## [What the task asks]
Please write out the material below exactly as given.

-.-.-

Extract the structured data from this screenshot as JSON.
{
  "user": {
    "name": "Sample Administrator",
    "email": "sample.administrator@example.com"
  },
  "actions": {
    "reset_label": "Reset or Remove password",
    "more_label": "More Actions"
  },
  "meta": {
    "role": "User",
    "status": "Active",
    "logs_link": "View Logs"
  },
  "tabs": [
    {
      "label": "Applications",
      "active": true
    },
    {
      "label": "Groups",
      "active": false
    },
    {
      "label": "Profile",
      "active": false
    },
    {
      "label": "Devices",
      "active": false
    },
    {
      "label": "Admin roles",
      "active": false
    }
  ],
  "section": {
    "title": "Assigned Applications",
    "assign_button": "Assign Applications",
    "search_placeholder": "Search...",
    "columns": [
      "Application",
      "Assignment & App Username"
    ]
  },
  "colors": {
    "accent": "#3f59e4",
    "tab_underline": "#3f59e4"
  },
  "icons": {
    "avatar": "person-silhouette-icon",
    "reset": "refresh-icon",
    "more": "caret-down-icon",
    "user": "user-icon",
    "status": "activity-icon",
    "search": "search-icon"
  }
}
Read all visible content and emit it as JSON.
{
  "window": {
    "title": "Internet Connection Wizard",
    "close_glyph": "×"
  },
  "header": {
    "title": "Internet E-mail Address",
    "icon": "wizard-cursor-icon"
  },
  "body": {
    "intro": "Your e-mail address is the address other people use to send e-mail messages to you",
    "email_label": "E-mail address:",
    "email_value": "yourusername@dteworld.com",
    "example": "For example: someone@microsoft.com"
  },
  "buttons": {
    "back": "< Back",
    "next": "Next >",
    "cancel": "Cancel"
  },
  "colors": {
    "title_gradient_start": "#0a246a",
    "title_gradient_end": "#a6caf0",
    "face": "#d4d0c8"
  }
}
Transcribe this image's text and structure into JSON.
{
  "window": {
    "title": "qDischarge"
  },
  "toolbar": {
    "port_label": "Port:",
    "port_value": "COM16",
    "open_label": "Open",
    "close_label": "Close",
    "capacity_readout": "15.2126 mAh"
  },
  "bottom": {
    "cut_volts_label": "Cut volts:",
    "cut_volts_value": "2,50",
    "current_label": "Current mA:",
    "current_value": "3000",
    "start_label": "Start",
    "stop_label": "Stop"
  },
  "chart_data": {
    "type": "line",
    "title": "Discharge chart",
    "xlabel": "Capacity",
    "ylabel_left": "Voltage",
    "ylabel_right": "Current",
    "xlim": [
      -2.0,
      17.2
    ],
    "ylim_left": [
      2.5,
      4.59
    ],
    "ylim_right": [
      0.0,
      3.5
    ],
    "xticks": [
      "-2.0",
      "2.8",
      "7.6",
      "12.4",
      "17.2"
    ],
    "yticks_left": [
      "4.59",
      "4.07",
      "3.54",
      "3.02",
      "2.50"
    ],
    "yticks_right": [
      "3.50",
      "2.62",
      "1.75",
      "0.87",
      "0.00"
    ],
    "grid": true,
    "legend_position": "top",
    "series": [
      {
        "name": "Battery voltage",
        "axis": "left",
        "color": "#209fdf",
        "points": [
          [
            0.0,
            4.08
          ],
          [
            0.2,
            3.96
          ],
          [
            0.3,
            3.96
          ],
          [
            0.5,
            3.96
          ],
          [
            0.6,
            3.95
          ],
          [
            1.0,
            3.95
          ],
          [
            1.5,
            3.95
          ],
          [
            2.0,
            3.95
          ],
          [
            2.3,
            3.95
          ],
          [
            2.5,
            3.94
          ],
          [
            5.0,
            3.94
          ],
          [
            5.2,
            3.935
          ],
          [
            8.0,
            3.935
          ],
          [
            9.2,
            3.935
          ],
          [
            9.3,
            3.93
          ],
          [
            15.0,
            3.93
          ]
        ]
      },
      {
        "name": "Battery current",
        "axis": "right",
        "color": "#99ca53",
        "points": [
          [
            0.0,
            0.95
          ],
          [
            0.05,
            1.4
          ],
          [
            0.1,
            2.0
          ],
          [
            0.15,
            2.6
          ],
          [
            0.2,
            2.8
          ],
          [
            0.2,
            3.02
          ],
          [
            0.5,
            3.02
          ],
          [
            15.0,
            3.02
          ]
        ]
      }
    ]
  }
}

-.-.-

## [Full solution]
Extract the structured data from this screenshot as JSON.
{
  "user": {
    "name": "Sample Administrator",
    "email": "sample.administrator@example.com"
  },
  "actions": {
    "reset_label": "Reset or Remove password",
    "more_label": "More Actions"
  },
  "meta": {
    "role": "User",
    "status": "Active",
    "logs_link": "View Logs"
  },
  "tabs": [
    {
      "label": "Applications",
      "active": true
    },
    {
      "label": "Groups",
      "active": false
    },
    {
      "label": "Profile",
      "active": false
    },
    {
      "label": "Devices",
      "active": false
    },
    {
      "label": "Admin roles",
      "active": false
    }
  ],
  "section": {
    "title": "Assigned Applications",
    "assign_button": "Assign Applications",
    "search_placeholder": "Search...",
    "columns": [
      "Application",
      "Assignment & App Username"
    ]
  },
  "colors": {
    "accent": "#3f59e4",
    "tab_underline": "#3f59e4"
  },
  "icons": {
    "avatar": "person-silhouette-icon",
    "reset": "refresh-icon",
    "more": "caret-down-icon",
    "user": "user-icon",
    "status": "activity-icon",
    "search": "search-icon"
  }
}
Read all visible content and emit it as JSON.
{
  "window": {
    "title": "Internet Connection Wizard",
    "close_glyph": "×"
  },
  "header": {
    "title": "Internet E-mail Address",
    "icon": "wizard-cursor-icon"
  },
  "body": {
    "intro": "Your e-mail address is the address other people use to send e-mail messages to you",
    "email_label": "E-mail address:",
    "email_value": "yourusername@dteworld.com",
    "example": "For example: someone@microsoft.com"
  },
  "buttons": {
    "back": "< Back",
    "next": "Next >",
    "cancel": "Cancel"
  },
  "colors": {
    "title_gradient_start": "#0a246a",
    "title_gradient_end": "#a6caf0",
    "face": "#d4d0c8"
  }
}
Transcribe this image's text and structure into JSON.
{
  "window": {
    "title": "qDischarge"
  },
  "toolbar": {
    "port_label": "Port:",
    "port_value": "COM16",
    "open_label": "Open",
    "close_label": "Close",
    "capacity_readout": "15.2126 mAh"
  },
  "bottom": {
    "cut_volts_label": "Cut volts:",
    "cut_volts_value": "2,50",
    "current_label": "Current mA:",
    "current_value": "3000",
    "start_label": "Start",
    "stop_label": "Stop"
  },
  "chart_data": {
    "type": "line",
    "title": "Discharge chart",
    "xlabel": "Capacity",
    "ylabel_left": "Voltage",
    "ylabel_right": "Current",
    "xlim": [
      -2.0,
      17.2
    ],
    "ylim_left": [
      2.5,
      4.59
    ],
    "ylim_right": [
      0.0,
      3.5
    ],
    "xticks": [
      "-2.0",
      "2.8",
      "7.6",
      "12.4",
      "17.2"
    ],
    "yticks_left": [
      "4.59",
      "4.07",
      "3.54",
      "3.02",
      "2.50"
    ],
    "yticks_right": [
      "3.50",
      "2.62",
      "1.75",
      "0.87",
      "0.00"
    ],
    "grid": true,
    "legend_position": "top",
    "series": [
      {
        "name": "Battery voltage",
        "axis": "left",
        "color": "#209fdf",
        "points": [
          [
            0.0,
            4.08
          ],
          [
            0.2,
            3.96
          ],
          [
            0.3,
            3.96
          ],
          [
            0.5,
            3.96
          ],
          [
            0.6,
            3.95
          ],
          [
            1.0,
            3.95
          ],
          [
            1.5,
            3.95
          ],
          [
            2.0,
            3.95
          ],
          [
            2.3,
            3.95
          ],
          [
            2.5,
            3.94
          ],
          [
            5.0,
            3.94
          ],
          [
            5.2,
            3.935
          ],
          [
            8.0,
            3.935
          ],
          [
            9.2,
            3.935
          ],
          [
            9.3,
            3.93
          ],
          [
            15.0,
            3.93
          ]
        ]
      },
      {
        "name": "Battery current",
        "axis": "right",
        "color": "#99ca53",
        "points": [
          [
            0.0,
            0.95
          ],
          [
            0.05,
            1.4
          ],
          [
            0.1,
            2.0
          ],
          [
            0.15,
            2.6
          ],
          [
            0.2,
            2.8
          ],
          [
            0.2,
            3.02
          ],
          [
            0.5,
            3.02
          ],
          [
            15.0,
            3.02
          ]
        ]
      }
    ]
  }
}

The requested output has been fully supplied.